# start of RECORD SET

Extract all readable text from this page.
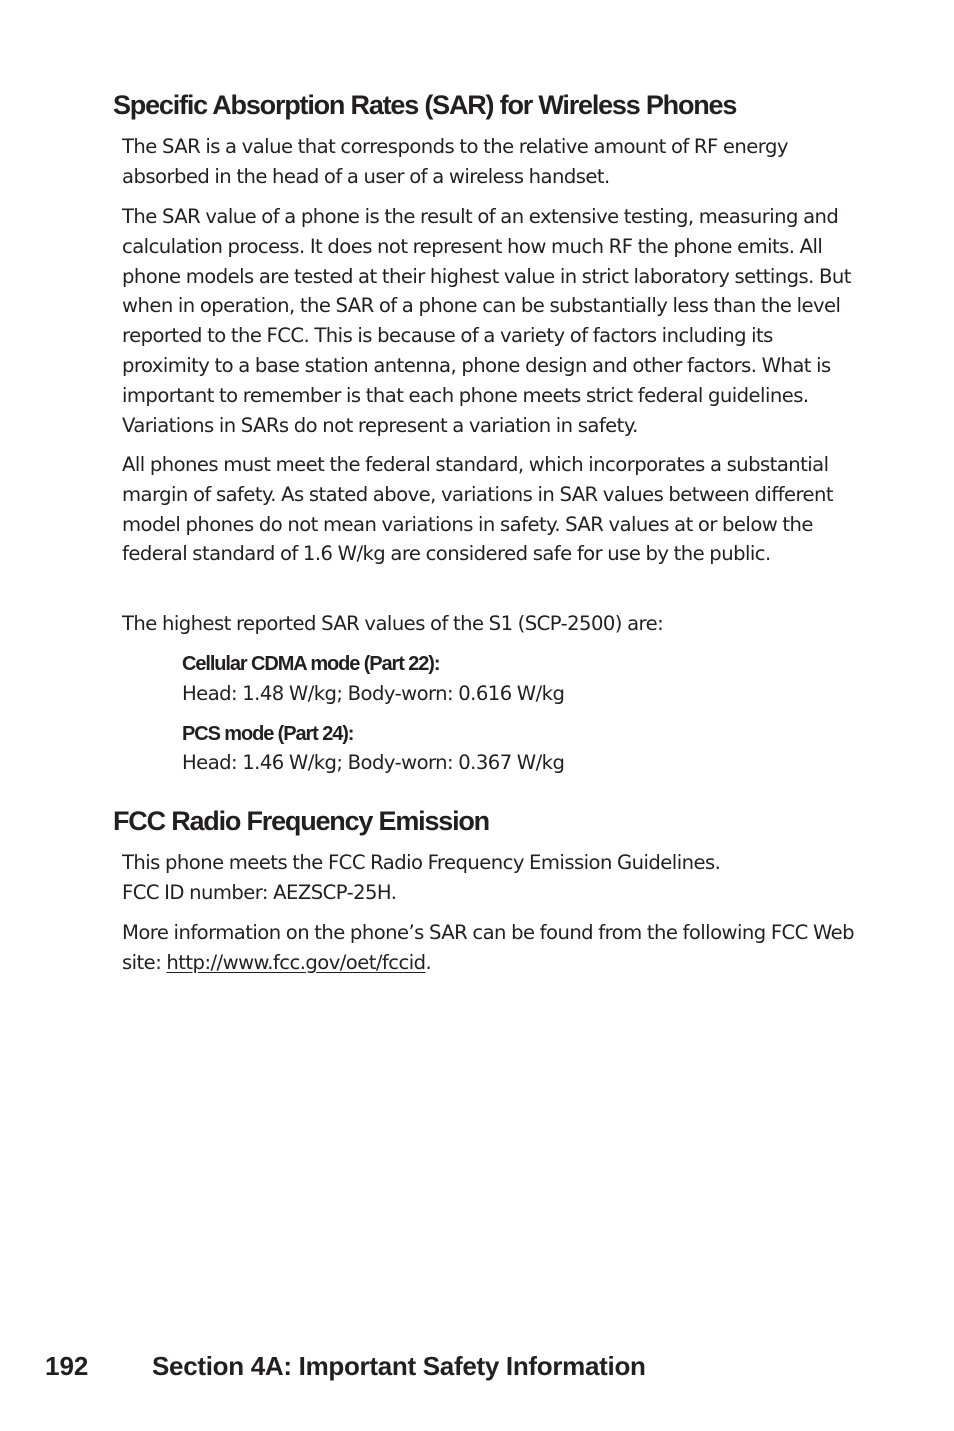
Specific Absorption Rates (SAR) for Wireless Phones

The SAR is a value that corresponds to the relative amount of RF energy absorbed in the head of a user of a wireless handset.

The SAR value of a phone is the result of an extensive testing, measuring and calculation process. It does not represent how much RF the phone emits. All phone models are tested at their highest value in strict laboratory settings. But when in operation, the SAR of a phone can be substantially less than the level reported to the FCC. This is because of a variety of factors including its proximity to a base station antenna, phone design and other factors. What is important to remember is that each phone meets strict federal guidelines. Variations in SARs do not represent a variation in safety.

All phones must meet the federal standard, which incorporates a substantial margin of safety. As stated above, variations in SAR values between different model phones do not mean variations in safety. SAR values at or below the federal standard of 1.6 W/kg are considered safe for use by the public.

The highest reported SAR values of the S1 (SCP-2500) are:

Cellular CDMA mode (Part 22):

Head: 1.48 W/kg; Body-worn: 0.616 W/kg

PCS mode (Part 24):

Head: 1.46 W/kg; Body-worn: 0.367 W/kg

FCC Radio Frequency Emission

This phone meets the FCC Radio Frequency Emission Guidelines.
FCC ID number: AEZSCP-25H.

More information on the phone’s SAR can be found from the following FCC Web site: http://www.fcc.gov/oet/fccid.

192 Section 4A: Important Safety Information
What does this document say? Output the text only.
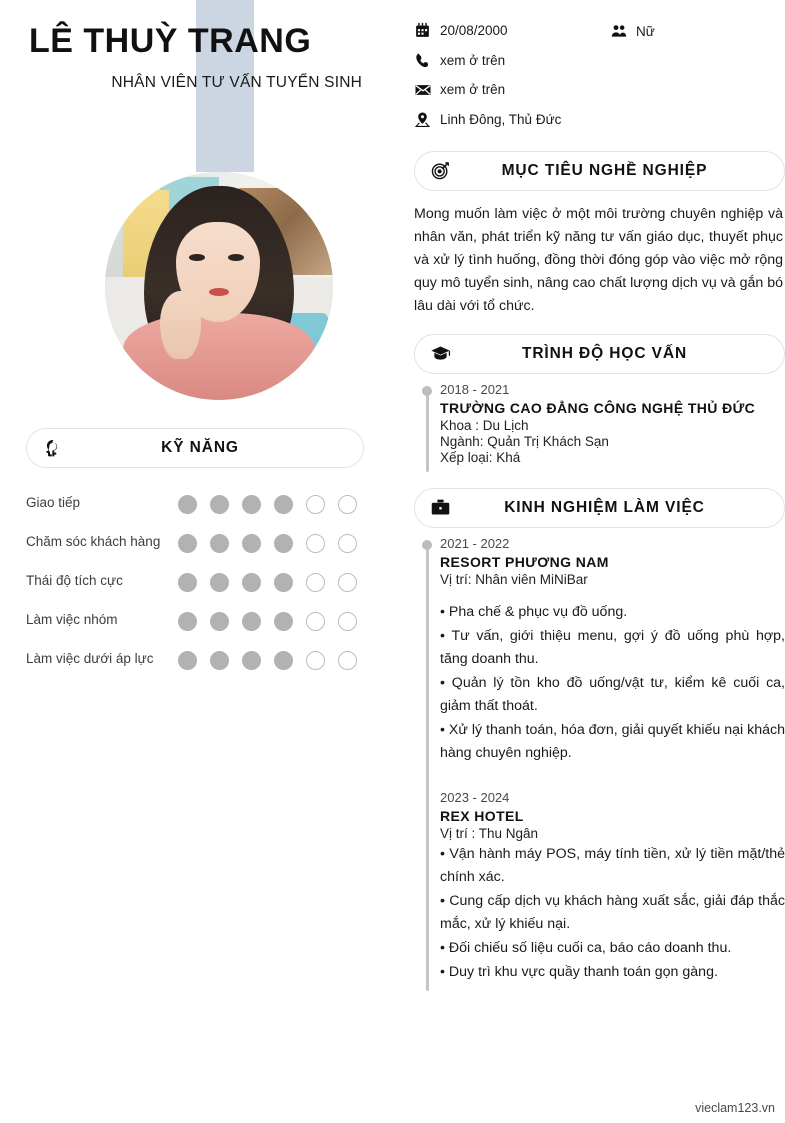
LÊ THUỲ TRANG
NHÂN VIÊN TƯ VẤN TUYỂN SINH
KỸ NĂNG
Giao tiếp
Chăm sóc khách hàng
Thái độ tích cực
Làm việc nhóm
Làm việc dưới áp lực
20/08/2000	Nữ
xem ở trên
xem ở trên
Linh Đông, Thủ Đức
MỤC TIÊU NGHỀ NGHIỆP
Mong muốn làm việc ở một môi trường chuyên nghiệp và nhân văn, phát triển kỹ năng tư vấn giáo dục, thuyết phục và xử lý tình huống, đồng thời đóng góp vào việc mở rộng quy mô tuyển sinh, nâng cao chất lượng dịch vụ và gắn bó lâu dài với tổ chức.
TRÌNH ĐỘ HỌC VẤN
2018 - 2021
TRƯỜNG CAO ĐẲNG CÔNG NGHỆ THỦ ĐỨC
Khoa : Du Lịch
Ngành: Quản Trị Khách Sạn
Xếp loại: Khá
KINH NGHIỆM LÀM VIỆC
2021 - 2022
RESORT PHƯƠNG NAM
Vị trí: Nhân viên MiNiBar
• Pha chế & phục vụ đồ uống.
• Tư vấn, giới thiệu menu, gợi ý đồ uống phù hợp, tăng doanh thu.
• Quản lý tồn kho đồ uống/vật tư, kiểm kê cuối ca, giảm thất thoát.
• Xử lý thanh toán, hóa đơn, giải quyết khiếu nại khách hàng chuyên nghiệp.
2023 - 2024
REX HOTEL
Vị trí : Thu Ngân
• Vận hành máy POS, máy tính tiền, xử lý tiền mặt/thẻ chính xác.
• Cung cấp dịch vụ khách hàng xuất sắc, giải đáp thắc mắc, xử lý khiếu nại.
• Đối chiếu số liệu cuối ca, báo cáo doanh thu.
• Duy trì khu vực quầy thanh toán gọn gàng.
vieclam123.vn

# end of RECORD SET

__YOUR GOAL__
Give the number of lines in the listing above that contain "What", and nothing else.

__FINAL ANSWER__
2